### REQUIRED ACTION
Report every line in the listing below where the string "hundert" shows up.

### EXTRACTED ENTRIES
........

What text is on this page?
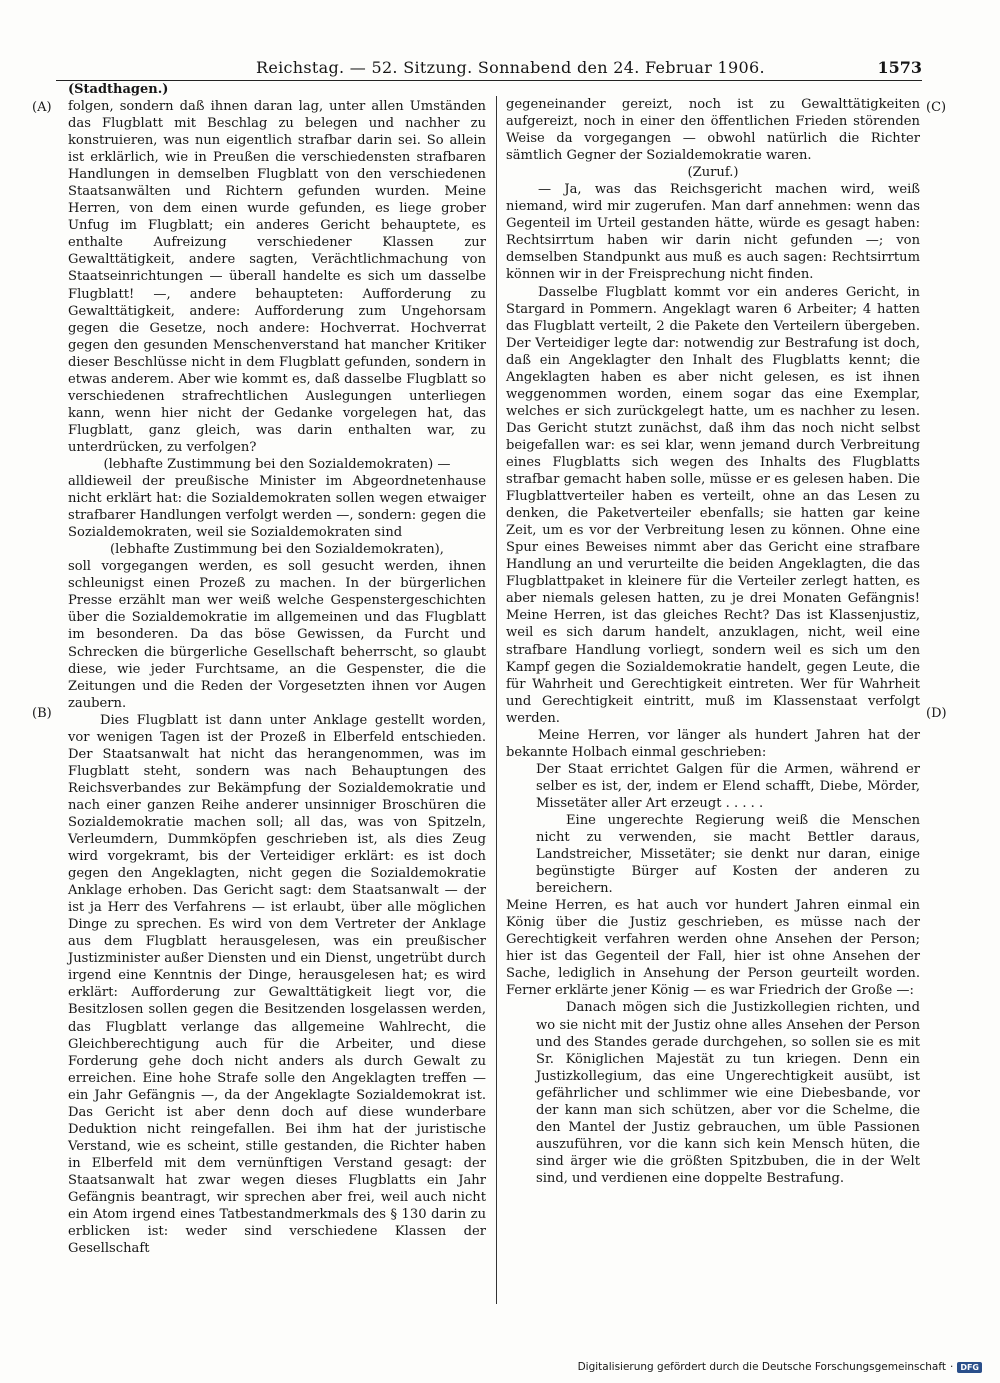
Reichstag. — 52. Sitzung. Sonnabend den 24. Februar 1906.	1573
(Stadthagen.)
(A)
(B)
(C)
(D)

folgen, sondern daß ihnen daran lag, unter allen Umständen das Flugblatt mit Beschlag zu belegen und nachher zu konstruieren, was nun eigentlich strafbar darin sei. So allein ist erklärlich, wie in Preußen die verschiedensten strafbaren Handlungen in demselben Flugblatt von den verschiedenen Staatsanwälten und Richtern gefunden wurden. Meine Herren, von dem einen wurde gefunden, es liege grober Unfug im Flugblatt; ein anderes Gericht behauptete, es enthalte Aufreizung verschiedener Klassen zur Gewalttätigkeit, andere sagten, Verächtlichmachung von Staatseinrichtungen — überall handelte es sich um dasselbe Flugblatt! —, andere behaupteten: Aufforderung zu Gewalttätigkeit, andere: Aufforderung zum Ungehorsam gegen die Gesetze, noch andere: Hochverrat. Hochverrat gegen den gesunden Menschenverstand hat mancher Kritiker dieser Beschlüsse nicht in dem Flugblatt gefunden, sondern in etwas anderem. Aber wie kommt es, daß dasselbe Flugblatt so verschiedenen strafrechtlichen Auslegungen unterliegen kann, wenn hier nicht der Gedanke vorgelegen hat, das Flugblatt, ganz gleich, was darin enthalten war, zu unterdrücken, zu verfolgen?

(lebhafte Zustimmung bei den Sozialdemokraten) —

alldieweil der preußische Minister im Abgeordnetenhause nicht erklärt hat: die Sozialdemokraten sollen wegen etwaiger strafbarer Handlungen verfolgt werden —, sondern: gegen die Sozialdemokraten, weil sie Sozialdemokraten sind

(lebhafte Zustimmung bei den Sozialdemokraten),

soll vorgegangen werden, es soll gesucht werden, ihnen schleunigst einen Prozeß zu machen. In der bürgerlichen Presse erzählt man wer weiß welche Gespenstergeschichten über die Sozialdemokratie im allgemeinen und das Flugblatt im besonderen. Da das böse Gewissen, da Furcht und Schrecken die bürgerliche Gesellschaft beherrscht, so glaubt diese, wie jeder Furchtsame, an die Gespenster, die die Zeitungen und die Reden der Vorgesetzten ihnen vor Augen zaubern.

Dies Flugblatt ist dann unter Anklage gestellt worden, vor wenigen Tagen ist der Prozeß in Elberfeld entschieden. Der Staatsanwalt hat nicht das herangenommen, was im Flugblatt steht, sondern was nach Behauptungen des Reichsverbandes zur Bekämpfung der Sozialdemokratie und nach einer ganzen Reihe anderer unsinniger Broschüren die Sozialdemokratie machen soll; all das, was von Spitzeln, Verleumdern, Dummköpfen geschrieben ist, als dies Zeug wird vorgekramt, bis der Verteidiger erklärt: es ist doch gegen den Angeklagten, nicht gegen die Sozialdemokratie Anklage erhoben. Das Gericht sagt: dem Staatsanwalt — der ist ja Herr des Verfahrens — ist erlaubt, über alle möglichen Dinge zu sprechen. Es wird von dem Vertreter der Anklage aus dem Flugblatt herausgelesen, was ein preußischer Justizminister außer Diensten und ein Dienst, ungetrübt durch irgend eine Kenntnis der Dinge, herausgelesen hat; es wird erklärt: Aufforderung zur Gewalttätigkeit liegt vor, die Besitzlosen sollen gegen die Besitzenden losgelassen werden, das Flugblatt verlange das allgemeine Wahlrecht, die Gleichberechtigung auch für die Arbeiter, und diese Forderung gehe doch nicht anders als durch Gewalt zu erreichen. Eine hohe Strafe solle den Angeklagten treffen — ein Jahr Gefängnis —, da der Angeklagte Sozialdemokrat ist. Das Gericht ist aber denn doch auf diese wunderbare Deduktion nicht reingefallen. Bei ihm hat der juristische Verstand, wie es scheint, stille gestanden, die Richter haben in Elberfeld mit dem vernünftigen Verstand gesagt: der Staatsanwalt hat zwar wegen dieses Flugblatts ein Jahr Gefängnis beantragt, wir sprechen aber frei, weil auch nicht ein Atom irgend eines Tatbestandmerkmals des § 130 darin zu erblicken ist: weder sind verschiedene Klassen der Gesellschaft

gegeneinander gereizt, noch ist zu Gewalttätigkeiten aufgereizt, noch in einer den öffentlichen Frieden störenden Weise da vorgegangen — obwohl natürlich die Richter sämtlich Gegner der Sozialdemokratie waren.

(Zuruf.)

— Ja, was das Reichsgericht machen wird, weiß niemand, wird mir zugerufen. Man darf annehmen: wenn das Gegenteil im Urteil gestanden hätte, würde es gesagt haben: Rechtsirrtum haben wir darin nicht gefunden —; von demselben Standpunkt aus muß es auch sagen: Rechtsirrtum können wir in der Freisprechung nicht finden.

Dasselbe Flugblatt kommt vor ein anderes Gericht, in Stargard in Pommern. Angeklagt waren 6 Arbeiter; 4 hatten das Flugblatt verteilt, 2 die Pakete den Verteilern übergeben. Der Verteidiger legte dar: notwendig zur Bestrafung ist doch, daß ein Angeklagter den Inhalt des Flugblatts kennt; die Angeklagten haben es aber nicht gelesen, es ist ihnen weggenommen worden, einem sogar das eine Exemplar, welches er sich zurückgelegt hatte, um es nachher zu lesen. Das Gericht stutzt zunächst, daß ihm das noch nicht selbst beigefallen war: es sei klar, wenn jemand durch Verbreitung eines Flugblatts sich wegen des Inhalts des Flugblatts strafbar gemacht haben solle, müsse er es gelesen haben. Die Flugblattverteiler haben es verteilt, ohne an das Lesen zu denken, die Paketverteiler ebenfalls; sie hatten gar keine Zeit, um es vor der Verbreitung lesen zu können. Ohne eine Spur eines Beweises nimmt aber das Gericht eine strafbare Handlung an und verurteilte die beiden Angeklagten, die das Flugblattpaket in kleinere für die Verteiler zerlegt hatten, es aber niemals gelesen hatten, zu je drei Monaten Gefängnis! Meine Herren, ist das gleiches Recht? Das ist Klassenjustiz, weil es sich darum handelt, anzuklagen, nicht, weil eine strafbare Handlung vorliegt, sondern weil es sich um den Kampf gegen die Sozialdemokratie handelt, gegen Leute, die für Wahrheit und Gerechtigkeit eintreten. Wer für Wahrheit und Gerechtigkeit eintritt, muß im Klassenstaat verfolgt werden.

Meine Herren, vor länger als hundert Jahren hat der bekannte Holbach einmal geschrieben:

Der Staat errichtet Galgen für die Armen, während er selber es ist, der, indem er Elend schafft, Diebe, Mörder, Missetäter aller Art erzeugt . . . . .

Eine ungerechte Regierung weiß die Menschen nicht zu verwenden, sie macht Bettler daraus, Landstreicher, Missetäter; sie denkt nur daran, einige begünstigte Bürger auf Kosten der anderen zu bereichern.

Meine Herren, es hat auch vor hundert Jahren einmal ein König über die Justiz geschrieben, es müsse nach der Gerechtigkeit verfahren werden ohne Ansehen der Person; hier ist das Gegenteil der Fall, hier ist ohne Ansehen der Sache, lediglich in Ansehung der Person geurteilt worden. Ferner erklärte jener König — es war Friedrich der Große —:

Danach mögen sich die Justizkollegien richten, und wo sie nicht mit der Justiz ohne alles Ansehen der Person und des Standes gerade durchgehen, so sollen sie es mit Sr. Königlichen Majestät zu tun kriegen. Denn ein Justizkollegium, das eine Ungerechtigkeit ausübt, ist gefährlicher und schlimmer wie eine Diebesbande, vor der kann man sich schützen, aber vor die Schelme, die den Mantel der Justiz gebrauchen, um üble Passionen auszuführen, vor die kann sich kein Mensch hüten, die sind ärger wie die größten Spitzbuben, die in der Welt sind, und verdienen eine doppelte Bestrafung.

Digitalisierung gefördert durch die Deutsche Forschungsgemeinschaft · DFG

........

### EXERCISE OUTPUT
Meine Herren, vor länger als hundert Jahren hat der bekannte Holbach einmal geschrieben:
Meine Herren, es hat auch vor hundert Jahren einmal ein König über die Justiz geschrieben, es müsse nach der Gerechtigkeit verfahren werden ohne Ansehen der Person; hier ist das Gegenteil der Fall, hier ist ohne Ansehen der Sache, lediglich in Ansehung der Person geurteilt worden. Ferner erklärte jener König — es war Friedrich der Große —:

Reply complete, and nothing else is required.